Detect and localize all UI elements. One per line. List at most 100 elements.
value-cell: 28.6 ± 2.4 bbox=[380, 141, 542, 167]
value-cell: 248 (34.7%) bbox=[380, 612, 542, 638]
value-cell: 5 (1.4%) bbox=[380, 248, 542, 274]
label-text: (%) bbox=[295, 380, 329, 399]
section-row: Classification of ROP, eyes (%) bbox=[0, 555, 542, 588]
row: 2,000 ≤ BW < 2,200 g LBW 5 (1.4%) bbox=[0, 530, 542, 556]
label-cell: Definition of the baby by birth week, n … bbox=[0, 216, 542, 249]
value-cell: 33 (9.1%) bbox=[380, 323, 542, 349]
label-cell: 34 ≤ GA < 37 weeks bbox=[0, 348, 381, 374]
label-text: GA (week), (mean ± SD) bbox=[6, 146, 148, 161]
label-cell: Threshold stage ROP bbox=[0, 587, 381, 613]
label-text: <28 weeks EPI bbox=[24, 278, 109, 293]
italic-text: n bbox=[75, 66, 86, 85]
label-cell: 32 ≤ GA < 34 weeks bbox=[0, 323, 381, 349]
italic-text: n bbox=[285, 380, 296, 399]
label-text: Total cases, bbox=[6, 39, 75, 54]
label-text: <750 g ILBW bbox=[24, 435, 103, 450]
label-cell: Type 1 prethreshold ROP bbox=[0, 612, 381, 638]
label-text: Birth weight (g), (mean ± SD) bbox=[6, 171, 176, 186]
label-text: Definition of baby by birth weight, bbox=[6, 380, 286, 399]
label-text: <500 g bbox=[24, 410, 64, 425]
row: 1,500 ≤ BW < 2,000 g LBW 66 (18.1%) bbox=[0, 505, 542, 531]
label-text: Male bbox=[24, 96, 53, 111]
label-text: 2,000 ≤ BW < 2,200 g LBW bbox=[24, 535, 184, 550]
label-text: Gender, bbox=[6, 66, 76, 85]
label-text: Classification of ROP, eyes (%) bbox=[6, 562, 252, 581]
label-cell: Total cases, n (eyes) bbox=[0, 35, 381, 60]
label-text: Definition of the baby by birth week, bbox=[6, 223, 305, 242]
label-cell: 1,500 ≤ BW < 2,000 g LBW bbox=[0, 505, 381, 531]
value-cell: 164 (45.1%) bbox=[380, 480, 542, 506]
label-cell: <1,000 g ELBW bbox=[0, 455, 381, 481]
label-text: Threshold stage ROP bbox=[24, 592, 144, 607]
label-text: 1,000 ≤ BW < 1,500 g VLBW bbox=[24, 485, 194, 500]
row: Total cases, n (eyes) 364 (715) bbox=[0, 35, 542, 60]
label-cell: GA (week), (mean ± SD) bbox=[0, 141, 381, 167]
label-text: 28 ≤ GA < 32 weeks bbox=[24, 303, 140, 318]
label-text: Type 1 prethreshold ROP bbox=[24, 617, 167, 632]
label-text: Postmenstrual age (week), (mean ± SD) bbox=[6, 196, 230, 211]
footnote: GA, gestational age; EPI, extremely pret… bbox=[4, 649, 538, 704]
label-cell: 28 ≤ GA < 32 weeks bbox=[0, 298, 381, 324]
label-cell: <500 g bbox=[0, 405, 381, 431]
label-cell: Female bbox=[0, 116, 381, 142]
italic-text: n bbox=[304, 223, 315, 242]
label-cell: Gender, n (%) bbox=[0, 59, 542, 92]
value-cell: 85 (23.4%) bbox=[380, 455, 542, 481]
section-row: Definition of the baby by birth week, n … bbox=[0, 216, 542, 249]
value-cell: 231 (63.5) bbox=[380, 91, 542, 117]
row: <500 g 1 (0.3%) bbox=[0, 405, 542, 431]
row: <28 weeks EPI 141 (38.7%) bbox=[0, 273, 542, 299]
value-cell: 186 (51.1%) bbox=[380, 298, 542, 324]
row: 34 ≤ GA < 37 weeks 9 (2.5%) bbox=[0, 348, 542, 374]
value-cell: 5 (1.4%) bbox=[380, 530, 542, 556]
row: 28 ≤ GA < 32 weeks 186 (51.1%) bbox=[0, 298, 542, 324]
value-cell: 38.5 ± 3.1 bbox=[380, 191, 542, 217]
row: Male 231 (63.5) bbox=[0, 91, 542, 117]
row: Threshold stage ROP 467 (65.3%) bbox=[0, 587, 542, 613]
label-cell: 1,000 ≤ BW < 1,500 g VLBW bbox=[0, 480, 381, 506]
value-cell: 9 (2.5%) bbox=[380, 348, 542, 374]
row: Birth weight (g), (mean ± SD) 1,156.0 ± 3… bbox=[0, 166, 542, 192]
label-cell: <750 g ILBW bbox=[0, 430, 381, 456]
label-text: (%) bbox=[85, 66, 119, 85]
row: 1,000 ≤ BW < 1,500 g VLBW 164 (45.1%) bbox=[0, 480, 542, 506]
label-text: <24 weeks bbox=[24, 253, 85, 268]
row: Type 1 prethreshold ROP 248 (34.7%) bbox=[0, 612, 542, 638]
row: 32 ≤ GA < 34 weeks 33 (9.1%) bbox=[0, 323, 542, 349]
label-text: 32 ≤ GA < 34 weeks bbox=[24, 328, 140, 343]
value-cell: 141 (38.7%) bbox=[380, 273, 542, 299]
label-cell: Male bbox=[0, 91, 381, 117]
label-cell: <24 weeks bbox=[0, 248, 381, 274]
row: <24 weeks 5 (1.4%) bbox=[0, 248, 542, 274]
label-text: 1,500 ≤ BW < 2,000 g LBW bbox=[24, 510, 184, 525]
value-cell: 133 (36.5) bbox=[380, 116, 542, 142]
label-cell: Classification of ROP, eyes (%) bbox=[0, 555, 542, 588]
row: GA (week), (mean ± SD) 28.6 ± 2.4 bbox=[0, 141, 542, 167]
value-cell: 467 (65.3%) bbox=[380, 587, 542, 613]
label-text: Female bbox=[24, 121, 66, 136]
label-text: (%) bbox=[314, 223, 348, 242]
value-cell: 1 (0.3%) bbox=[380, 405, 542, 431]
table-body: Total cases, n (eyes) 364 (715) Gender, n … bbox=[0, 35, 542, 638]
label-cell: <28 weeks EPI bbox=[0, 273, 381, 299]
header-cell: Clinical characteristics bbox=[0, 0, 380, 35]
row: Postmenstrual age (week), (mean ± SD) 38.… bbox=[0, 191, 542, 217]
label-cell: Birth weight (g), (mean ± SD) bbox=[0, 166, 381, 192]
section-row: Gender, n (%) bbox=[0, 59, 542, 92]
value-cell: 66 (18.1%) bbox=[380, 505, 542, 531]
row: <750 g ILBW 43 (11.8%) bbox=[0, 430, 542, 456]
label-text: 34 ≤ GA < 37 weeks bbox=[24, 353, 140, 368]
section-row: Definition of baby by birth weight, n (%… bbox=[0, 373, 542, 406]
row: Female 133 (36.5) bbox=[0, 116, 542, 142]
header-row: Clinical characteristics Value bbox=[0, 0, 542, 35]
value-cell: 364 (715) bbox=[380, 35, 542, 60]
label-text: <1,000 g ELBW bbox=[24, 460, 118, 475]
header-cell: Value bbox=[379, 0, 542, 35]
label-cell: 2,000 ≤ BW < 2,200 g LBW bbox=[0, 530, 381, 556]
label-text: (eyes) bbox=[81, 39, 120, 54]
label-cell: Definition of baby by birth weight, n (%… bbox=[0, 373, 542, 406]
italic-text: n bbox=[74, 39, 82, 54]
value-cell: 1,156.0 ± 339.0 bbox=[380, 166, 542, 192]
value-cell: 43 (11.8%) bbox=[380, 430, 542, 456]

********************

▶ **What is asked**
Could you swap every "Gender" in the listing above for "Sex" and give back the whole listing with nothing else changed?

▶ **Answer in full**
Detect and localize all UI elements. One per line. List at most 100 elements.
value-cell: 28.6 ± 2.4 bbox=[380, 141, 542, 167]
value-cell: 248 (34.7%) bbox=[380, 612, 542, 638]
value-cell: 5 (1.4%) bbox=[380, 248, 542, 274]
label-text: (%) bbox=[295, 380, 329, 399]
section-row: Classification of ROP, eyes (%) bbox=[0, 555, 542, 588]
row: 2,000 ≤ BW < 2,200 g LBW 5 (1.4%) bbox=[0, 530, 542, 556]
label-cell: Definition of the baby by birth week, n … bbox=[0, 216, 542, 249]
value-cell: 33 (9.1%) bbox=[380, 323, 542, 349]
label-cell: 34 ≤ GA < 37 weeks bbox=[0, 348, 381, 374]
label-text: GA (week), (mean ± SD) bbox=[6, 146, 148, 161]
label-cell: Threshold stage ROP bbox=[0, 587, 381, 613]
label-text: <28 weeks EPI bbox=[24, 278, 109, 293]
italic-text: n bbox=[75, 66, 86, 85]
label-cell: 32 ≤ GA < 34 weeks bbox=[0, 323, 381, 349]
italic-text: n bbox=[285, 380, 296, 399]
label-text: Total cases, bbox=[6, 39, 75, 54]
label-text: <750 g ILBW bbox=[24, 435, 103, 450]
label-cell: Type 1 prethreshold ROP bbox=[0, 612, 381, 638]
label-text: Birth weight (g), (mean ± SD) bbox=[6, 171, 176, 186]
label-text: Definition of baby by birth weight, bbox=[6, 380, 286, 399]
label-text: <500 g bbox=[24, 410, 64, 425]
row: 1,500 ≤ BW < 2,000 g LBW 66 (18.1%) bbox=[0, 505, 542, 531]
label-text: Male bbox=[24, 96, 53, 111]
label-text: 2,000 ≤ BW < 2,200 g LBW bbox=[24, 535, 184, 550]
label-text: Sex, bbox=[6, 66, 76, 85]
label-text: Classification of ROP, eyes (%) bbox=[6, 562, 252, 581]
label-cell: Total cases, n (eyes) bbox=[0, 35, 381, 60]
label-text: Definition of the baby by birth week, bbox=[6, 223, 305, 242]
label-cell: 1,500 ≤ BW < 2,000 g LBW bbox=[0, 505, 381, 531]
value-cell: 164 (45.1%) bbox=[380, 480, 542, 506]
label-cell: <1,000 g ELBW bbox=[0, 455, 381, 481]
label-text: Threshold stage ROP bbox=[24, 592, 144, 607]
label-text: 1,000 ≤ BW < 1,500 g VLBW bbox=[24, 485, 194, 500]
row: Total cases, n (eyes) 364 (715) bbox=[0, 35, 542, 60]
label-cell: GA (week), (mean ± SD) bbox=[0, 141, 381, 167]
label-text: 28 ≤ GA < 32 weeks bbox=[24, 303, 140, 318]
label-text: Type 1 prethreshold ROP bbox=[24, 617, 167, 632]
label-text: Postmenstrual age (week), (mean ± SD) bbox=[6, 196, 230, 211]
footnote: GA, gestational age; EPI, extremely pret… bbox=[4, 649, 538, 704]
label-cell: 28 ≤ GA < 32 weeks bbox=[0, 298, 381, 324]
label-cell: <500 g bbox=[0, 405, 381, 431]
label-cell: Female bbox=[0, 116, 381, 142]
italic-text: n bbox=[304, 223, 315, 242]
label-cell: Sex, n (%) bbox=[0, 59, 542, 92]
value-cell: 85 (23.4%) bbox=[380, 455, 542, 481]
section-row: Definition of the baby by birth week, n … bbox=[0, 216, 542, 249]
value-cell: 231 (63.5) bbox=[380, 91, 542, 117]
row: <500 g 1 (0.3%) bbox=[0, 405, 542, 431]
row: <28 weeks EPI 141 (38.7%) bbox=[0, 273, 542, 299]
value-cell: 186 (51.1%) bbox=[380, 298, 542, 324]
row: 34 ≤ GA < 37 weeks 9 (2.5%) bbox=[0, 348, 542, 374]
value-cell: 5 (1.4%) bbox=[380, 530, 542, 556]
row: 28 ≤ GA < 32 weeks 186 (51.1%) bbox=[0, 298, 542, 324]
value-cell: 38.5 ± 3.1 bbox=[380, 191, 542, 217]
row: Male 231 (63.5) bbox=[0, 91, 542, 117]
row: Threshold stage ROP 467 (65.3%) bbox=[0, 587, 542, 613]
label-cell: 1,000 ≤ BW < 1,500 g VLBW bbox=[0, 480, 381, 506]
value-cell: 9 (2.5%) bbox=[380, 348, 542, 374]
row: Birth weight (g), (mean ± SD) 1,156.0 ± 3… bbox=[0, 166, 542, 192]
label-cell: <750 g ILBW bbox=[0, 430, 381, 456]
label-text: (%) bbox=[85, 66, 119, 85]
row: 1,000 ≤ BW < 1,500 g VLBW 164 (45.1%) bbox=[0, 480, 542, 506]
label-text: <24 weeks bbox=[24, 253, 85, 268]
row: Type 1 prethreshold ROP 248 (34.7%) bbox=[0, 612, 542, 638]
row: 32 ≤ GA < 34 weeks 33 (9.1%) bbox=[0, 323, 542, 349]
label-text: 32 ≤ GA < 34 weeks bbox=[24, 328, 140, 343]
value-cell: 141 (38.7%) bbox=[380, 273, 542, 299]
label-cell: Male bbox=[0, 91, 381, 117]
label-cell: <24 weeks bbox=[0, 248, 381, 274]
row: <24 weeks 5 (1.4%) bbox=[0, 248, 542, 274]
label-text: 1,500 ≤ BW < 2,000 g LBW bbox=[24, 510, 184, 525]
value-cell: 133 (36.5) bbox=[380, 116, 542, 142]
label-cell: Classification of ROP, eyes (%) bbox=[0, 555, 542, 588]
row: GA (week), (mean ± SD) 28.6 ± 2.4 bbox=[0, 141, 542, 167]
value-cell: 467 (65.3%) bbox=[380, 587, 542, 613]
label-text: Female bbox=[24, 121, 66, 136]
label-text: (%) bbox=[314, 223, 348, 242]
value-cell: 1 (0.3%) bbox=[380, 405, 542, 431]
table-body: Total cases, n (eyes) 364 (715) Sex, n … bbox=[0, 35, 542, 638]
label-cell: <28 weeks EPI bbox=[0, 273, 381, 299]
header-cell: Clinical characteristics bbox=[0, 0, 380, 35]
row: Postmenstrual age (week), (mean ± SD) 38.… bbox=[0, 191, 542, 217]
label-cell: Birth weight (g), (mean ± SD) bbox=[0, 166, 381, 192]
section-row: Sex, n (%) bbox=[0, 59, 542, 92]
value-cell: 66 (18.1%) bbox=[380, 505, 542, 531]
row: <750 g ILBW 43 (11.8%) bbox=[0, 430, 542, 456]
label-text: 34 ≤ GA < 37 weeks bbox=[24, 353, 140, 368]
section-row: Definition of baby by birth weight, n (%… bbox=[0, 373, 542, 406]
row: Female 133 (36.5) bbox=[0, 116, 542, 142]
header-row: Clinical characteristics Value bbox=[0, 0, 542, 35]
value-cell: 364 (715) bbox=[380, 35, 542, 60]
label-text: <1,000 g ELBW bbox=[24, 460, 118, 475]
header-cell: Value bbox=[379, 0, 542, 35]
label-cell: 2,000 ≤ BW < 2,200 g LBW bbox=[0, 530, 381, 556]
label-text: (eyes) bbox=[81, 39, 120, 54]
label-cell: Definition of baby by birth weight, n (%… bbox=[0, 373, 542, 406]
italic-text: n bbox=[74, 39, 82, 54]
value-cell: 1,156.0 ± 339.0 bbox=[380, 166, 542, 192]
value-cell: 43 (11.8%) bbox=[380, 430, 542, 456]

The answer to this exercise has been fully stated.